● Challenge: Repeat the data verbatim.

Stored data
>> BEGIN

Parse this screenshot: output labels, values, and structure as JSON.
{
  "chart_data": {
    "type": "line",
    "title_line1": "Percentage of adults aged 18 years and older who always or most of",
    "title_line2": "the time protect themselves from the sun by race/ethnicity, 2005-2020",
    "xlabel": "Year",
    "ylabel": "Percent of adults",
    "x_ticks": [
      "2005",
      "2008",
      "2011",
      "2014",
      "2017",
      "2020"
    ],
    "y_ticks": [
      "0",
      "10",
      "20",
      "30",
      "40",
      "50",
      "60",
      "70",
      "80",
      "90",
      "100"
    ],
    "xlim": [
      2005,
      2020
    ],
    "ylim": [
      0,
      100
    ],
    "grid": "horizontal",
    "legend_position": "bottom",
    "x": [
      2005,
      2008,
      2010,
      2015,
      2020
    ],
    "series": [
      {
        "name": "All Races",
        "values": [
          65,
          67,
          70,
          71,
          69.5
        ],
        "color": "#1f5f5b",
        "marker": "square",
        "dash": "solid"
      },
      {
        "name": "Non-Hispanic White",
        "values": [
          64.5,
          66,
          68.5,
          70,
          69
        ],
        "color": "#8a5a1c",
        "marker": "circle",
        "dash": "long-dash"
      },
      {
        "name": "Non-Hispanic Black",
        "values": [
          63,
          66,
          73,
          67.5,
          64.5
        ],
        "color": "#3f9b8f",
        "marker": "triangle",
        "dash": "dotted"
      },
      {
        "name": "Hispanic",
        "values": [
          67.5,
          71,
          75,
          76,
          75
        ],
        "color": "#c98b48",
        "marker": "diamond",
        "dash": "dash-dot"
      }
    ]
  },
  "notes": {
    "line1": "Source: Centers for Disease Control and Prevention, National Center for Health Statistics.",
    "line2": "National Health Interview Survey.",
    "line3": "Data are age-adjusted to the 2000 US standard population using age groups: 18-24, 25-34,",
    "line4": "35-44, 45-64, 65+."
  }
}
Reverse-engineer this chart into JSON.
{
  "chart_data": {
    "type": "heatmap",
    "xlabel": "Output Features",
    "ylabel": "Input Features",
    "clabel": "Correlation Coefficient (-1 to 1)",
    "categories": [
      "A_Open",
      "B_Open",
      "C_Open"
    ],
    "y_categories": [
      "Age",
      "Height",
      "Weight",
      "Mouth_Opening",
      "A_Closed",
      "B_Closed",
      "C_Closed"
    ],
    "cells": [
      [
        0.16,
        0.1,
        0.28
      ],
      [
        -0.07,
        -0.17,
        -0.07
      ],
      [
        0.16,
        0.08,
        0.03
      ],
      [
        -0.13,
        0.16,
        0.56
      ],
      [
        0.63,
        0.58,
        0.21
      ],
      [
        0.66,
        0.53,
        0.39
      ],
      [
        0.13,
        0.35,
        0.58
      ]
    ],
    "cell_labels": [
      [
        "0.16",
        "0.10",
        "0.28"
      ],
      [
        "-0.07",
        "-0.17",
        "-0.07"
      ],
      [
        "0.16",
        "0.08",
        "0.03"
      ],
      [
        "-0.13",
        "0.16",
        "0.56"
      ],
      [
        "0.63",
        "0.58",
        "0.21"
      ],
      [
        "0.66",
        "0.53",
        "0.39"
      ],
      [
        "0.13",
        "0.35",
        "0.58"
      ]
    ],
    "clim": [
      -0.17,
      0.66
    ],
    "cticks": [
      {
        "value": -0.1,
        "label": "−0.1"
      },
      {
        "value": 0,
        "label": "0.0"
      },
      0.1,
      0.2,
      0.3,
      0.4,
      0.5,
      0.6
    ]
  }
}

>> END

● Expected answer:
Parse this screenshot: output labels, values, and structure as JSON.
{
  "chart_data": {
    "type": "line",
    "title_line1": "Percentage of adults aged 18 years and older who always or most of",
    "title_line2": "the time protect themselves from the sun by race/ethnicity, 2005-2020",
    "xlabel": "Year",
    "ylabel": "Percent of adults",
    "x_ticks": [
      "2005",
      "2008",
      "2011",
      "2014",
      "2017",
      "2020"
    ],
    "y_ticks": [
      "0",
      "10",
      "20",
      "30",
      "40",
      "50",
      "60",
      "70",
      "80",
      "90",
      "100"
    ],
    "xlim": [
      2005,
      2020
    ],
    "ylim": [
      0,
      100
    ],
    "grid": "horizontal",
    "legend_position": "bottom",
    "x": [
      2005,
      2008,
      2010,
      2015,
      2020
    ],
    "series": [
      {
        "name": "All Races",
        "values": [
          65,
          67,
          70,
          71,
          69.5
        ],
        "color": "#1f5f5b",
        "marker": "square",
        "dash": "solid"
      },
      {
        "name": "Non-Hispanic White",
        "values": [
          64.5,
          66,
          68.5,
          70,
          69
        ],
        "color": "#8a5a1c",
        "marker": "circle",
        "dash": "long-dash"
      },
      {
        "name": "Non-Hispanic Black",
        "values": [
          63,
          66,
          73,
          67.5,
          64.5
        ],
        "color": "#3f9b8f",
        "marker": "triangle",
        "dash": "dotted"
      },
      {
        "name": "Hispanic",
        "values": [
          67.5,
          71,
          75,
          76,
          75
        ],
        "color": "#c98b48",
        "marker": "diamond",
        "dash": "dash-dot"
      }
    ]
  },
  "notes": {
    "line1": "Source: Centers for Disease Control and Prevention, National Center for Health Statistics.",
    "line2": "National Health Interview Survey.",
    "line3": "Data are age-adjusted to the 2000 US standard population using age groups: 18-24, 25-34,",
    "line4": "35-44, 45-64, 65+."
  }
}
Reverse-engineer this chart into JSON.
{
  "chart_data": {
    "type": "heatmap",
    "xlabel": "Output Features",
    "ylabel": "Input Features",
    "clabel": "Correlation Coefficient (-1 to 1)",
    "categories": [
      "A_Open",
      "B_Open",
      "C_Open"
    ],
    "y_categories": [
      "Age",
      "Height",
      "Weight",
      "Mouth_Opening",
      "A_Closed",
      "B_Closed",
      "C_Closed"
    ],
    "cells": [
      [
        0.16,
        0.1,
        0.28
      ],
      [
        -0.07,
        -0.17,
        -0.07
      ],
      [
        0.16,
        0.08,
        0.03
      ],
      [
        -0.13,
        0.16,
        0.56
      ],
      [
        0.63,
        0.58,
        0.21
      ],
      [
        0.66,
        0.53,
        0.39
      ],
      [
        0.13,
        0.35,
        0.58
      ]
    ],
    "cell_labels": [
      [
        "0.16",
        "0.10",
        "0.28"
      ],
      [
        "-0.07",
        "-0.17",
        "-0.07"
      ],
      [
        "0.16",
        "0.08",
        "0.03"
      ],
      [
        "-0.13",
        "0.16",
        "0.56"
      ],
      [
        "0.63",
        "0.58",
        "0.21"
      ],
      [
        "0.66",
        "0.53",
        "0.39"
      ],
      [
        "0.13",
        "0.35",
        "0.58"
      ]
    ],
    "clim": [
      -0.17,
      0.66
    ],
    "cticks": [
      {
        "value": -0.1,
        "label": "−0.1"
      },
      {
        "value": 0,
        "label": "0.0"
      },
      0.1,
      0.2,
      0.3,
      0.4,
      0.5,
      0.6
    ]
  }
}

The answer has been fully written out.